[Data records]
____

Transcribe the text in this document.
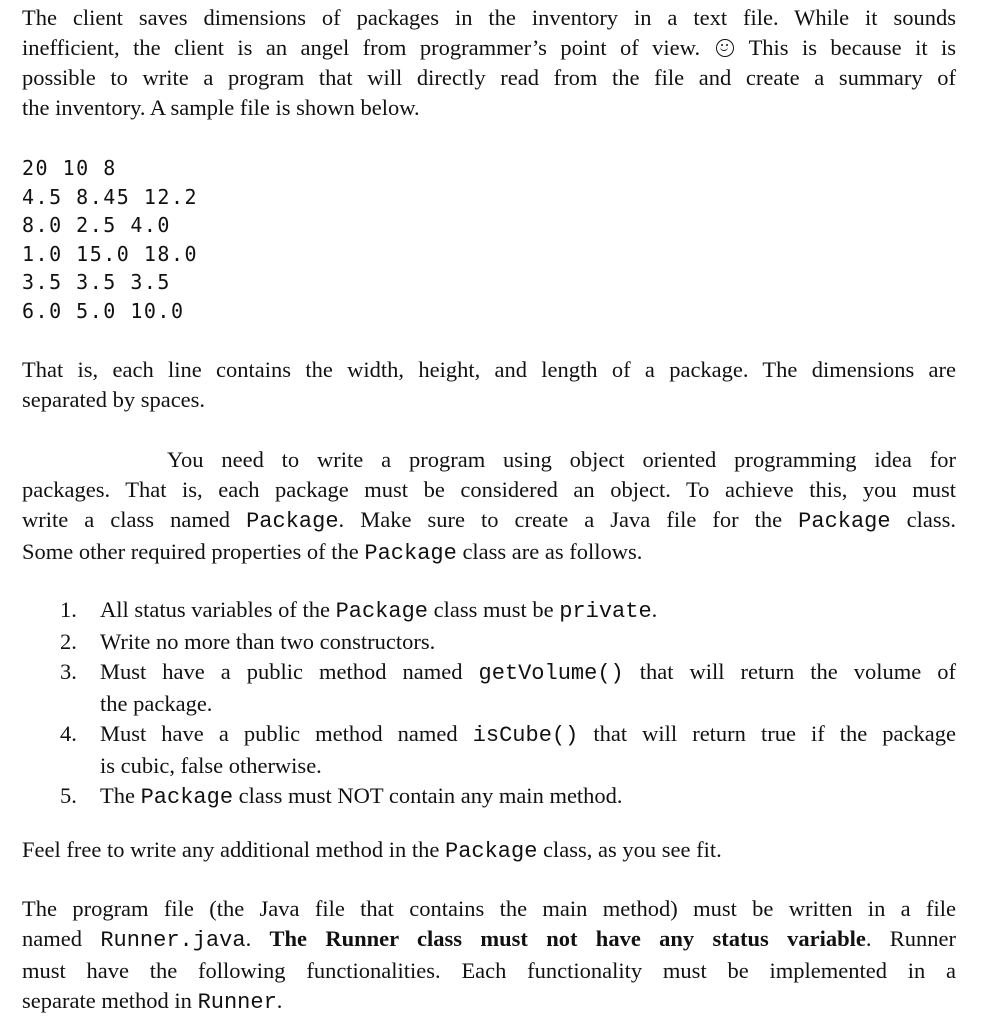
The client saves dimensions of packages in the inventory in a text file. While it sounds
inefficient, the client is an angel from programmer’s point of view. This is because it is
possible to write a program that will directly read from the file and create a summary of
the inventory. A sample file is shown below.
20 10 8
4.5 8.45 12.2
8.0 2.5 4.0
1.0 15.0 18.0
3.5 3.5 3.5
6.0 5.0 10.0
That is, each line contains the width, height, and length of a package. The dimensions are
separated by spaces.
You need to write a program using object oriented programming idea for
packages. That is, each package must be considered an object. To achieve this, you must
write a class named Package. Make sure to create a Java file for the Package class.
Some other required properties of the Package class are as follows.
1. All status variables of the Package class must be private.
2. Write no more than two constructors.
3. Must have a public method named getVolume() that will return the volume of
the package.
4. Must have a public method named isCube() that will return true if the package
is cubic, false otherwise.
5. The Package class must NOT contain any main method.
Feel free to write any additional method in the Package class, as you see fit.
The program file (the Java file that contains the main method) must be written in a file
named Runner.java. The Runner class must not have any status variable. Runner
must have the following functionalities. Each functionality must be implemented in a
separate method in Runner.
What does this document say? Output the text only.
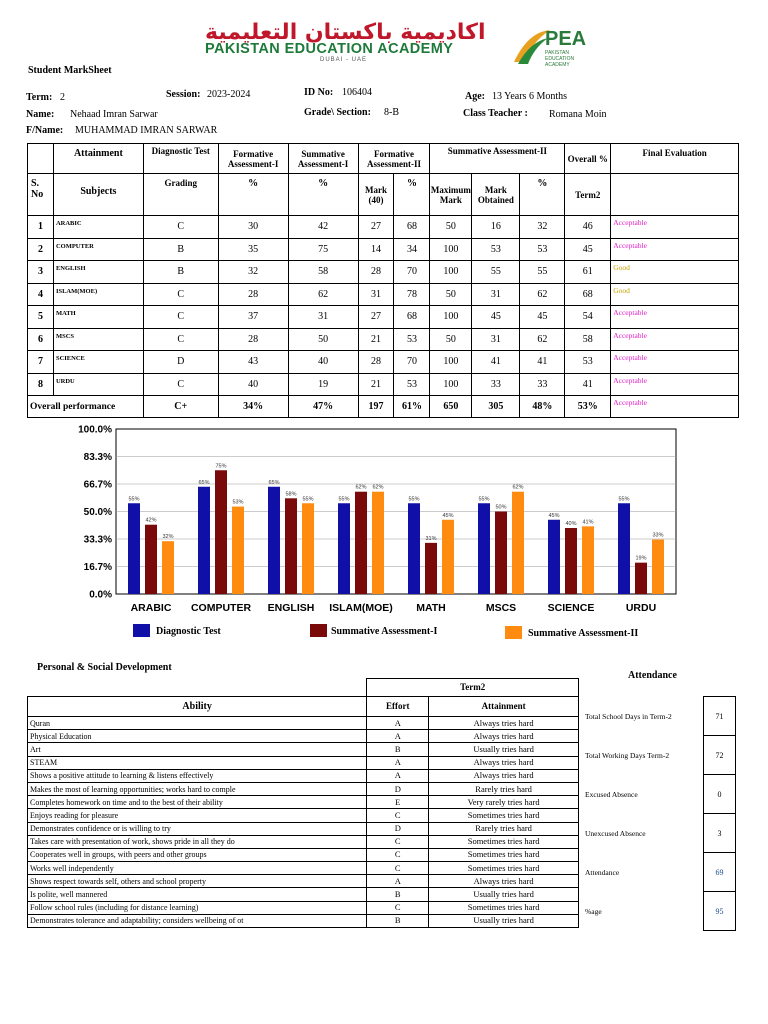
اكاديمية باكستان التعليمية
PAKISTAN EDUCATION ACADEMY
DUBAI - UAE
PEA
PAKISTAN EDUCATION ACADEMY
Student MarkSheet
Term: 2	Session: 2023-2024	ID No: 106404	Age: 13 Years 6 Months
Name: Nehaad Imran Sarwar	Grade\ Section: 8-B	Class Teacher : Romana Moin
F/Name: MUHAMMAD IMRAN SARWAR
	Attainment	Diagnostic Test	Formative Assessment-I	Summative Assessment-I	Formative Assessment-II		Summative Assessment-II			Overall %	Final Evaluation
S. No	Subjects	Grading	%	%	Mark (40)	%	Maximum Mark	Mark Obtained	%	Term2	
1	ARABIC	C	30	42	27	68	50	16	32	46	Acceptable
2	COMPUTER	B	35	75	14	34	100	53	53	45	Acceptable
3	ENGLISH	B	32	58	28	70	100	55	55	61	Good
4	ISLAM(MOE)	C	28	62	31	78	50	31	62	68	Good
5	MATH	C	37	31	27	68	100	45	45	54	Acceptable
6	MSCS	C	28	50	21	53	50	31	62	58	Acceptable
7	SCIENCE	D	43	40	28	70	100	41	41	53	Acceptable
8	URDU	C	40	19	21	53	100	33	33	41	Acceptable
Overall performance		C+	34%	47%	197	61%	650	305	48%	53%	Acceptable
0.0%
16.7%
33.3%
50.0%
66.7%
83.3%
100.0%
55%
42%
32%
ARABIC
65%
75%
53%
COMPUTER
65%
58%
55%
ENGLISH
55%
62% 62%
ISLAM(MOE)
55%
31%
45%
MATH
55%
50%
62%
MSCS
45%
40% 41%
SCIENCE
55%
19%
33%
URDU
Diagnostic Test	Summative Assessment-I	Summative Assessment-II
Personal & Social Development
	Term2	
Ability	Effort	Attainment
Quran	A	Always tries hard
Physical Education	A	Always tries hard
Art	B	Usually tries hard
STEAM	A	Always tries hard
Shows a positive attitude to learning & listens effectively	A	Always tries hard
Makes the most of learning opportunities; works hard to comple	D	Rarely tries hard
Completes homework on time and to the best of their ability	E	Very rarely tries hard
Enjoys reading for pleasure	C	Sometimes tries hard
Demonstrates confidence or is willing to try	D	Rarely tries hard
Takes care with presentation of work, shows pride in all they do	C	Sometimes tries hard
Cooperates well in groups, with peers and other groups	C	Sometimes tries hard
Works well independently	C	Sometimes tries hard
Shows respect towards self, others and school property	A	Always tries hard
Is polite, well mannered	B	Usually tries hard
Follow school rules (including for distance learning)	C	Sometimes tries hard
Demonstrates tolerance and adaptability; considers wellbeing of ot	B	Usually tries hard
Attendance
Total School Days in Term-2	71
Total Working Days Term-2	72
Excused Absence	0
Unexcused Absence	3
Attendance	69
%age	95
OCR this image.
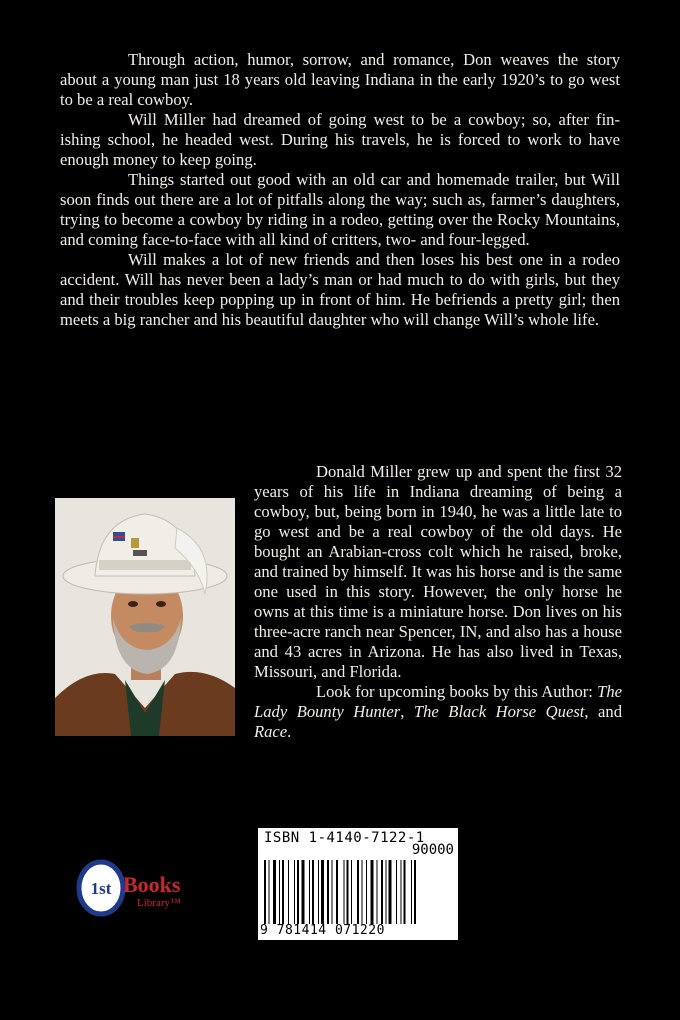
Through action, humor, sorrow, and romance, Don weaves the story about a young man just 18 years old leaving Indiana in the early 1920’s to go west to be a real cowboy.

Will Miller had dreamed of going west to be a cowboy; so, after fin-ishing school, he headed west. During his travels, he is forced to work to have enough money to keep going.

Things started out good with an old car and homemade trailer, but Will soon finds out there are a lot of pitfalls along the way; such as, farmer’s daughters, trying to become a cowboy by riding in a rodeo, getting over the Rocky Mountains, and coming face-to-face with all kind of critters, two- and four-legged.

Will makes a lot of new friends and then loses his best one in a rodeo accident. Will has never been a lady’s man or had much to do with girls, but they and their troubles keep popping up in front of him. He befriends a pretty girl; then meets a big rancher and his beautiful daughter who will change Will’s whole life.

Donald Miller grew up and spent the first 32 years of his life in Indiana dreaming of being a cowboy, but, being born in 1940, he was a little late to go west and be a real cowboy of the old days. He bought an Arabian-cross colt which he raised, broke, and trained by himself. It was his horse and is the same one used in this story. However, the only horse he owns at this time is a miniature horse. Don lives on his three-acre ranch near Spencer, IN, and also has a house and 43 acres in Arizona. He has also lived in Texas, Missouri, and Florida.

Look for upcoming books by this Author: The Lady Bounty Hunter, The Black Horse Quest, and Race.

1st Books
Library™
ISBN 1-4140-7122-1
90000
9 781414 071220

____

Omitting all images, print the listing exactly.

Transcribe the text in this document.
The client saves dimensions of packages in the inventory in a text file. While it sounds
inefficient, the client is an angel from programmer’s point of view. This is because it is
possible to write a program that will directly read from the file and create a summary of
the inventory. A sample file is shown below.
20 10 8
4.5 8.45 12.2
8.0 2.5 4.0
1.0 15.0 18.0
3.5 3.5 3.5
6.0 5.0 10.0
That is, each line contains the width, height, and length of a package. The dimensions are
separated by spaces.
You need to write a program using object oriented programming idea for
packages. That is, each package must be considered an object. To achieve this, you must
write a class named Package. Make sure to create a Java file for the Package class.
Some other required properties of the Package class are as follows.
1. All status variables of the Package class must be private.
2. Write no more than two constructors.
3. Must have a public method named getVolume() that will return the volume of
the package.
4. Must have a public method named isCube() that will return true if the package
is cubic, false otherwise.
5. The Package class must NOT contain any main method.
Feel free to write any additional method in the Package class, as you see fit.
The program file (the Java file that contains the main method) must be written in a file
named Runner.java. The Runner class must not have any status variable. Runner
must have the following functionalities. Each functionality must be implemented in a
separate method in Runner.
What does this document say? Output the text only.
اكاديمية باكستان التعليمية
PAKISTAN EDUCATION ACADEMY
DUBAI - UAE
PEA
PAKISTAN EDUCATION ACADEMY
Student MarkSheet
Term: 2	Session: 2023-2024	ID No: 106404	Age: 13 Years 6 Months
Name: Nehaad Imran Sarwar	Grade\ Section: 8-B	Class Teacher : Romana Moin
F/Name: MUHAMMAD IMRAN SARWAR
	Attainment	Diagnostic Test	Formative Assessment-I	Summative Assessment-I	Formative Assessment-II		Summative Assessment-II			Overall %	Final Evaluation
S. No	Subjects	Grading	%	%	Mark (40)	%	Maximum Mark	Mark Obtained	%	Term2	
1	ARABIC	C	30	42	27	68	50	16	32	46	Acceptable
2	COMPUTER	B	35	75	14	34	100	53	53	45	Acceptable
3	ENGLISH	B	32	58	28	70	100	55	55	61	Good
4	ISLAM(MOE)	C	28	62	31	78	50	31	62	68	Good
5	MATH	C	37	31	27	68	100	45	45	54	Acceptable
6	MSCS	C	28	50	21	53	50	31	62	58	Acceptable
7	SCIENCE	D	43	40	28	70	100	41	41	53	Acceptable
8	URDU	C	40	19	21	53	100	33	33	41	Acceptable
Overall performance		C+	34%	47%	197	61%	650	305	48%	53%	Acceptable
0.0%
16.7%
33.3%
50.0%
66.7%
83.3%
100.0%
55%
42%
32%
ARABIC
65%
75%
53%
COMPUTER
65%
58%
55%
ENGLISH
55%
62% 62%
ISLAM(MOE)
55%
31%
45%
MATH
55%
50%
62%
MSCS
45%
40% 41%
SCIENCE
55%
19%
33%
URDU
Diagnostic Test	Summative Assessment-I	Summative Assessment-II
Personal & Social Development
	Term2	
Ability	Effort	Attainment
Quran	A	Always tries hard
Physical Education	A	Always tries hard
Art	B	Usually tries hard
STEAM	A	Always tries hard
Shows a positive attitude to learning & listens effectively	A	Always tries hard
Makes the most of learning opportunities; works hard to comple	D	Rarely tries hard
Completes homework on time and to the best of their ability	E	Very rarely tries hard
Enjoys reading for pleasure	C	Sometimes tries hard
Demonstrates confidence or is willing to try	D	Rarely tries hard
Takes care with presentation of work, shows pride in all they do	C	Sometimes tries hard
Cooperates well in groups, with peers and other groups	C	Sometimes tries hard
Works well independently	C	Sometimes tries hard
Shows respect towards self, others and school property	A	Always tries hard
Is polite, well mannered	B	Usually tries hard
Follow school rules (including for distance learning)	C	Sometimes tries hard
Demonstrates tolerance and adaptability; considers wellbeing of ot	B	Usually tries hard
Attendance
Total School Days in Term-2	71
Total Working Days Term-2	72
Excused Absence	0
Unexcused Absence	3
Attendance	69
%age	95
OCR this image.
Through action, humor, sorrow, and romance, Don weaves the story about a young man just 18 years old leaving Indiana in the early 1920’s to go west to be a real cowboy.

Will Miller had dreamed of going west to be a cowboy; so, after fin-ishing school, he headed west. During his travels, he is forced to work to have enough money to keep going.

Things started out good with an old car and homemade trailer, but Will soon finds out there are a lot of pitfalls along the way; such as, farmer’s daughters, trying to become a cowboy by riding in a rodeo, getting over the Rocky Mountains, and coming face-to-face with all kind of critters, two- and four-legged.

Will makes a lot of new friends and then loses his best one in a rodeo accident. Will has never been a lady’s man or had much to do with girls, but they and their troubles keep popping up in front of him. He befriends a pretty girl; then meets a big rancher and his beautiful daughter who will change Will’s whole life.

Donald Miller grew up and spent the first 32 years of his life in Indiana dreaming of being a cowboy, but, being born in 1940, he was a little late to go west and be a real cowboy of the old days. He bought an Arabian-cross colt which he raised, broke, and trained by himself. It was his horse and is the same one used in this story. However, the only horse he owns at this time is a miniature horse. Don lives on his three-acre ranch near Spencer, IN, and also has a house and 43 acres in Arizona. He has also lived in Texas, Missouri, and Florida.

Look for upcoming books by this Author: The Lady Bounty Hunter, The Black Horse Quest, and Race.

1st Books
Library™
ISBN 1-4140-7122-1
90000
9 781414 071220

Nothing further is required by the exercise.